**Instruction**
Print all the records exactly, please.

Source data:
_ _ _ _

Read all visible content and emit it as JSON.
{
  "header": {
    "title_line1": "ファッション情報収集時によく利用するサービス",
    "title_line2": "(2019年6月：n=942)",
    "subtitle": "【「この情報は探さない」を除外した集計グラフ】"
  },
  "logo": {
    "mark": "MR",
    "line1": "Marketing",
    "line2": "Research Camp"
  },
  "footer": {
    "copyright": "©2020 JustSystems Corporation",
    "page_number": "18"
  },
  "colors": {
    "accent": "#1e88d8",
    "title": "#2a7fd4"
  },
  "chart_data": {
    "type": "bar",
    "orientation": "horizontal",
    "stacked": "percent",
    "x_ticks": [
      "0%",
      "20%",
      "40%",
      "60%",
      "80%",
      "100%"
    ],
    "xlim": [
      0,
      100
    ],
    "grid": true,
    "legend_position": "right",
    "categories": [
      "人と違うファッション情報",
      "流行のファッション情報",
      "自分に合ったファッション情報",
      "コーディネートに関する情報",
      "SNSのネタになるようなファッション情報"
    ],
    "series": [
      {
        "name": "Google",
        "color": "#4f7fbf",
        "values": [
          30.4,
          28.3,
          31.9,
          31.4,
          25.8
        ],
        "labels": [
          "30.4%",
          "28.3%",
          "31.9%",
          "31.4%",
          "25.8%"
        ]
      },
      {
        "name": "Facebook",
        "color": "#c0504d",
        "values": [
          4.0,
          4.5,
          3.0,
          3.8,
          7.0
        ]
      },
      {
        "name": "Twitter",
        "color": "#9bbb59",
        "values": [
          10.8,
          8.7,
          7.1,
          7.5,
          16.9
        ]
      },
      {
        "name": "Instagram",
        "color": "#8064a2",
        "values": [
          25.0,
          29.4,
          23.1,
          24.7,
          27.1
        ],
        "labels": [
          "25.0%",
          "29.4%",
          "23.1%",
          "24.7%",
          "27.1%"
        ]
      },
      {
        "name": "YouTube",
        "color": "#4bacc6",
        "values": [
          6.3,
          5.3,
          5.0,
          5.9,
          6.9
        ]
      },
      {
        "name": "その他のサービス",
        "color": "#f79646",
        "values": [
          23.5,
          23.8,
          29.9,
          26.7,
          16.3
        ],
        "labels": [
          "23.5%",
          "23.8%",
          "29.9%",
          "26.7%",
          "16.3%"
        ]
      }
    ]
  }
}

_ _ _ _

**Result for this exercise**
Read all visible content and emit it as JSON.
{
  "header": {
    "title_line1": "ファッション情報収集時によく利用するサービス",
    "title_line2": "(2019年6月：n=942)",
    "subtitle": "【「この情報は探さない」を除外した集計グラフ】"
  },
  "logo": {
    "mark": "MR",
    "line1": "Marketing",
    "line2": "Research Camp"
  },
  "footer": {
    "copyright": "©2020 JustSystems Corporation",
    "page_number": "18"
  },
  "colors": {
    "accent": "#1e88d8",
    "title": "#2a7fd4"
  },
  "chart_data": {
    "type": "bar",
    "orientation": "horizontal",
    "stacked": "percent",
    "x_ticks": [
      "0%",
      "20%",
      "40%",
      "60%",
      "80%",
      "100%"
    ],
    "xlim": [
      0,
      100
    ],
    "grid": true,
    "legend_position": "right",
    "categories": [
      "人と違うファッション情報",
      "流行のファッション情報",
      "自分に合ったファッション情報",
      "コーディネートに関する情報",
      "SNSのネタになるようなファッション情報"
    ],
    "series": [
      {
        "name": "Google",
        "color": "#4f7fbf",
        "values": [
          30.4,
          28.3,
          31.9,
          31.4,
          25.8
        ],
        "labels": [
          "30.4%",
          "28.3%",
          "31.9%",
          "31.4%",
          "25.8%"
        ]
      },
      {
        "name": "Facebook",
        "color": "#c0504d",
        "values": [
          4.0,
          4.5,
          3.0,
          3.8,
          7.0
        ]
      },
      {
        "name": "Twitter",
        "color": "#9bbb59",
        "values": [
          10.8,
          8.7,
          7.1,
          7.5,
          16.9
        ]
      },
      {
        "name": "Instagram",
        "color": "#8064a2",
        "values": [
          25.0,
          29.4,
          23.1,
          24.7,
          27.1
        ],
        "labels": [
          "25.0%",
          "29.4%",
          "23.1%",
          "24.7%",
          "27.1%"
        ]
      },
      {
        "name": "YouTube",
        "color": "#4bacc6",
        "values": [
          6.3,
          5.3,
          5.0,
          5.9,
          6.9
        ]
      },
      {
        "name": "その他のサービス",
        "color": "#f79646",
        "values": [
          23.5,
          23.8,
          29.9,
          26.7,
          16.3
        ],
        "labels": [
          "23.5%",
          "23.8%",
          "29.9%",
          "26.7%",
          "16.3%"
        ]
      }
    ]
  }
}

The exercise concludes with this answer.